Dataset records
━━━━━━━━━━

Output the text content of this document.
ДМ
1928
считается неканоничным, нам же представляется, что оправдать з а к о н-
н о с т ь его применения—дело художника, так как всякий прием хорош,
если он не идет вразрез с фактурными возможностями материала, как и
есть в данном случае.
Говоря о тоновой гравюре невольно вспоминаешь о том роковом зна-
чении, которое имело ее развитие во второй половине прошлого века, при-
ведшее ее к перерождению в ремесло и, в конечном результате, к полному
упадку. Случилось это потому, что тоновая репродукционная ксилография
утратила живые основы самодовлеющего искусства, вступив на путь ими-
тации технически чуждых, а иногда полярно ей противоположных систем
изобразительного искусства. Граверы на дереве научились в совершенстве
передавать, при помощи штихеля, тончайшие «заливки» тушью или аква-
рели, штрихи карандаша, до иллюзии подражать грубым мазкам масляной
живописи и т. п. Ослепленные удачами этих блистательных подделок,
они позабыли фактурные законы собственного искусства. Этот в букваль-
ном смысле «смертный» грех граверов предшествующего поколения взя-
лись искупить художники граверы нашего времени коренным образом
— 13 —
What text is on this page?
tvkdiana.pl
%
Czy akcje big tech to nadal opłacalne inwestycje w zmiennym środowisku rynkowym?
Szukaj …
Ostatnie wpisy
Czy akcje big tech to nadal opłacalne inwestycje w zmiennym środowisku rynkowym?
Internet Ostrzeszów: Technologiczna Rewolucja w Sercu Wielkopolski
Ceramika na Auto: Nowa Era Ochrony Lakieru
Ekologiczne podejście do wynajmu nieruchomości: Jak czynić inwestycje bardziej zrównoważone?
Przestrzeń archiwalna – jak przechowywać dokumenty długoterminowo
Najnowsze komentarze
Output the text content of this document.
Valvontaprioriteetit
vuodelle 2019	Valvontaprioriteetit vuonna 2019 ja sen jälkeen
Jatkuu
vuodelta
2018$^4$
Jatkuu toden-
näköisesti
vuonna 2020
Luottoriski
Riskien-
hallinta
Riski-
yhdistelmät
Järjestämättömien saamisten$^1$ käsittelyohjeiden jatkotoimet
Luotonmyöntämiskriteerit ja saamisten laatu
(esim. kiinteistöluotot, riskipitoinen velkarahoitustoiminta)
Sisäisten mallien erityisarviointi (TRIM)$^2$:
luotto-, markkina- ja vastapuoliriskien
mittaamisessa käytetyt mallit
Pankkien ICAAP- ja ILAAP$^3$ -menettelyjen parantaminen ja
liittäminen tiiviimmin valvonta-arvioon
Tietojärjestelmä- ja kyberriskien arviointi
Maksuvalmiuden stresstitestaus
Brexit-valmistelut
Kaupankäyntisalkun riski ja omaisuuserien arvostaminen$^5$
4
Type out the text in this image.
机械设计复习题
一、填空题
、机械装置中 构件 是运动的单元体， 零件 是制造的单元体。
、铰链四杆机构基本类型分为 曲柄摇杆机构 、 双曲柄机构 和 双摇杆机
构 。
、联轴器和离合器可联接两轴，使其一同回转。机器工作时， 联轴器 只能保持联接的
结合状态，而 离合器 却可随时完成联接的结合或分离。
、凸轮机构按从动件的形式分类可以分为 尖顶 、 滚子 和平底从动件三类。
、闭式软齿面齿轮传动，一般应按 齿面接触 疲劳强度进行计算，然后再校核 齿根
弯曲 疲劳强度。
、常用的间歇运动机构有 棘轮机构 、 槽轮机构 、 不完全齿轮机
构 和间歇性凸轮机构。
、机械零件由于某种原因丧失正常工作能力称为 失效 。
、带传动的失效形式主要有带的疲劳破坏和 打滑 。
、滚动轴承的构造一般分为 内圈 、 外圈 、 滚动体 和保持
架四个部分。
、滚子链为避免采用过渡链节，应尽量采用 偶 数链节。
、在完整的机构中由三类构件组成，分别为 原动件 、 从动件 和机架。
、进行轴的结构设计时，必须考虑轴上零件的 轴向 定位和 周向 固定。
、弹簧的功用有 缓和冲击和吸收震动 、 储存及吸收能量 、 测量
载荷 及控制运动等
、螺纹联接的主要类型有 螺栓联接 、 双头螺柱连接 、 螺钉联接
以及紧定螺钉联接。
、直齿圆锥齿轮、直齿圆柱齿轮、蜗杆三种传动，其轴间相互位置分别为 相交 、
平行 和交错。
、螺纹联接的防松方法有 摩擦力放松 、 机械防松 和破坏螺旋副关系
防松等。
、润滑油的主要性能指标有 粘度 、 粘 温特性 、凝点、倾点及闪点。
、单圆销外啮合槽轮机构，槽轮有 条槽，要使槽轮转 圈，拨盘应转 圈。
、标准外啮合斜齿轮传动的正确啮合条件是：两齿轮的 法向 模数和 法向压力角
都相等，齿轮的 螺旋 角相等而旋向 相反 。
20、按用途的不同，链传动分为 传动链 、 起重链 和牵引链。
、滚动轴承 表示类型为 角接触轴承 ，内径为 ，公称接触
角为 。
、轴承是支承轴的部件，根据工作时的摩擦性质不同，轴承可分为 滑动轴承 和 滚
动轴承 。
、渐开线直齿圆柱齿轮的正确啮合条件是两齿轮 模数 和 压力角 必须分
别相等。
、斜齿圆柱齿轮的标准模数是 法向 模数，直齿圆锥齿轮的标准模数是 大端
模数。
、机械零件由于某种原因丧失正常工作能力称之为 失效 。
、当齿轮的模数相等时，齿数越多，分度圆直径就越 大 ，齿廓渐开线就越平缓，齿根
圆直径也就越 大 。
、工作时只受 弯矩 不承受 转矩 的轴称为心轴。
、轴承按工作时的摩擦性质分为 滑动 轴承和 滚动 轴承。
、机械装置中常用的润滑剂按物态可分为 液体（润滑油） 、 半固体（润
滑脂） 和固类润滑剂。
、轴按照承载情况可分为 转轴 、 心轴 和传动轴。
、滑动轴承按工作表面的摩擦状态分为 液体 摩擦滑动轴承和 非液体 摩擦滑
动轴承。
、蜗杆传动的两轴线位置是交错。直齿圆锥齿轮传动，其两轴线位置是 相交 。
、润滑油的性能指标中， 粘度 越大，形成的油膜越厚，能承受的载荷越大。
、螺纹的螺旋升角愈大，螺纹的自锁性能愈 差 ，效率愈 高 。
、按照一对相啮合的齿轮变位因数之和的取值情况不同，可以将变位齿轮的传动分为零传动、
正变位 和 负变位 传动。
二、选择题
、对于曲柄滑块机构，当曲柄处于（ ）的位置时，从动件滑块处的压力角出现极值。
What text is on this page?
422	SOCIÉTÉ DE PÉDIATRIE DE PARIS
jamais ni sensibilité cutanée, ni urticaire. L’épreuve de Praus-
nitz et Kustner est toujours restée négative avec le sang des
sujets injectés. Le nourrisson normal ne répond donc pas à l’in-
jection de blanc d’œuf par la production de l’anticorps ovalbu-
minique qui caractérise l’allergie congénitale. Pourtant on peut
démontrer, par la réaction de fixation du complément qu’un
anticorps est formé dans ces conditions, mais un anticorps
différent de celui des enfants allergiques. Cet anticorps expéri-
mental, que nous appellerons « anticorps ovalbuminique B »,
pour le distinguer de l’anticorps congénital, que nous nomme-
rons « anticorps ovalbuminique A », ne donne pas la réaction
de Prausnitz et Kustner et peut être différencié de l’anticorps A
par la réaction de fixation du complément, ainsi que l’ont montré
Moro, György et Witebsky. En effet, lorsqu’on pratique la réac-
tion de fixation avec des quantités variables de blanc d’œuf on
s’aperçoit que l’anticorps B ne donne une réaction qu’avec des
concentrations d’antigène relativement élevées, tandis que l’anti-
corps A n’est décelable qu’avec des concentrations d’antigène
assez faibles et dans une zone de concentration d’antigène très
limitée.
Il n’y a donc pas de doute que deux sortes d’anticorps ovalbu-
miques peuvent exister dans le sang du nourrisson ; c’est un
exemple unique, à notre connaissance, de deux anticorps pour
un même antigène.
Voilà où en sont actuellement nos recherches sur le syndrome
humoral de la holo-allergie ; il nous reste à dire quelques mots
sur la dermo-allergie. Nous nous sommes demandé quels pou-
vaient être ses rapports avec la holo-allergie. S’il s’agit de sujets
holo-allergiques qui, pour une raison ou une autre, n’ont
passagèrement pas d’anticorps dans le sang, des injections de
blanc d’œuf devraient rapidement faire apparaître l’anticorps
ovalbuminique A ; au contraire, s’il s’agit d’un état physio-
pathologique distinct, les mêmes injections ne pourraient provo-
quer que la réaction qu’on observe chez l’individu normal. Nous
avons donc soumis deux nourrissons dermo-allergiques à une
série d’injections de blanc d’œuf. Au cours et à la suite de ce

━━━━━━━━━━

[Instructions to follow] Find and copy each line above that includes the string "agit".

[Reply]
vaient être ses rapports avec la holo-allergie. S’il s’agit de sujets
ovalbuminique A ; au contraire, s’il s’agit d’un état physio-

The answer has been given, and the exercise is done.